▸ **Given request**: Identify the lines holding "icon" and copy them.

### Task inputs ###

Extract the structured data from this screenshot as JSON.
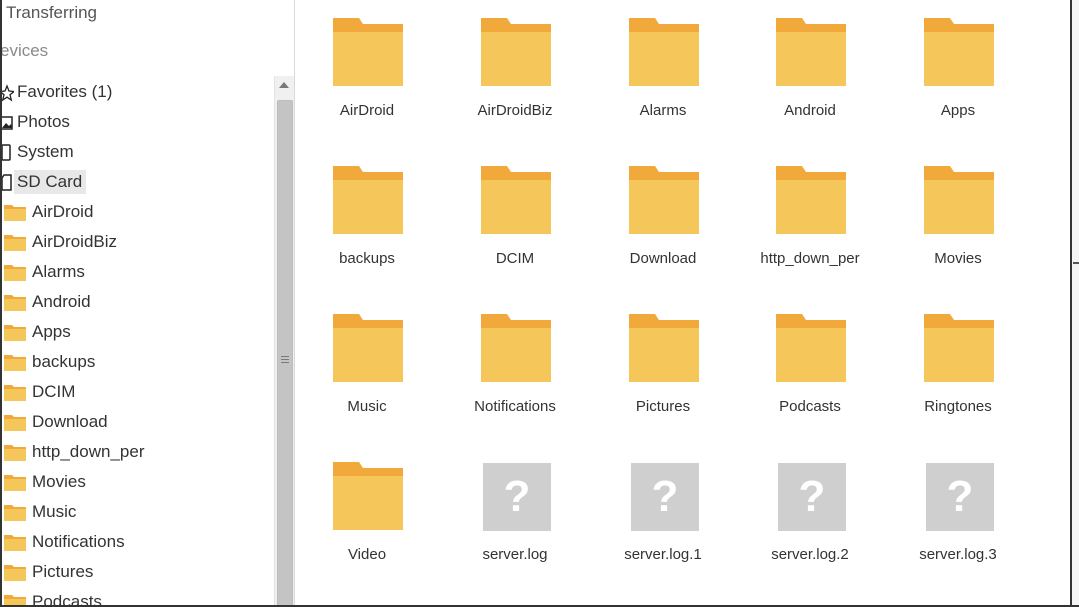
{
  "sidebar": {
    "transferring_label": "Transferring",
    "devices_label": "evices",
    "items": [
      {
        "label": "Favorites (1)",
        "icon": "star-icon"
      },
      {
        "label": "Photos",
        "icon": "image-icon"
      },
      {
        "label": "System",
        "icon": "phone-icon"
      },
      {
        "label": "SD Card",
        "icon": "sd-card-icon",
        "selected": true
      }
    ],
    "folders": [
      "AirDroid",
      "AirDroidBiz",
      "Alarms",
      "Android",
      "Apps",
      "backups",
      "DCIM",
      "Download",
      "http_down_per",
      "Movies",
      "Music",
      "Notifications",
      "Pictures",
      "Podcasts"
    ]
  },
  "main": {
    "items": [
      {
        "label": "AirDroid",
        "type": "folder"
      },
      {
        "label": "AirDroidBiz",
        "type": "folder"
      },
      {
        "label": "Alarms",
        "type": "folder"
      },
      {
        "label": "Android",
        "type": "folder"
      },
      {
        "label": "Apps",
        "type": "folder"
      },
      {
        "label": "backups",
        "type": "folder"
      },
      {
        "label": "DCIM",
        "type": "folder"
      },
      {
        "label": "Download",
        "type": "folder"
      },
      {
        "label": "http_down_per",
        "type": "folder"
      },
      {
        "label": "Movies",
        "type": "folder"
      },
      {
        "label": "Music",
        "type": "folder"
      },
      {
        "label": "Notifications",
        "type": "folder"
      },
      {
        "label": "Pictures",
        "type": "folder"
      },
      {
        "label": "Podcasts",
        "type": "folder"
      },
      {
        "label": "Ringtones",
        "type": "folder"
      },
      {
        "label": "Video",
        "type": "folder"
      },
      {
        "label": "server.log",
        "type": "unknown",
        "glyph": "?"
      },
      {
        "label": "server.log.1",
        "type": "unknown",
        "glyph": "?"
      },
      {
        "label": "server.log.2",
        "type": "unknown",
        "glyph": "?"
      },
      {
        "label": "server.log.3",
        "type": "unknown",
        "glyph": "?"
      }
    ]
  },
  "colors": {
    "folder_back": "#f2a93b",
    "folder_front": "#f5c75a",
    "unknown_bg": "#cfcfcf",
    "selected_bg": "#e8e8e8"
  }
}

###

▸ **Exercise output**:
        "icon": "star-icon"
        "icon": "image-icon"
        "icon": "phone-icon"
        "icon": "sd-card-icon",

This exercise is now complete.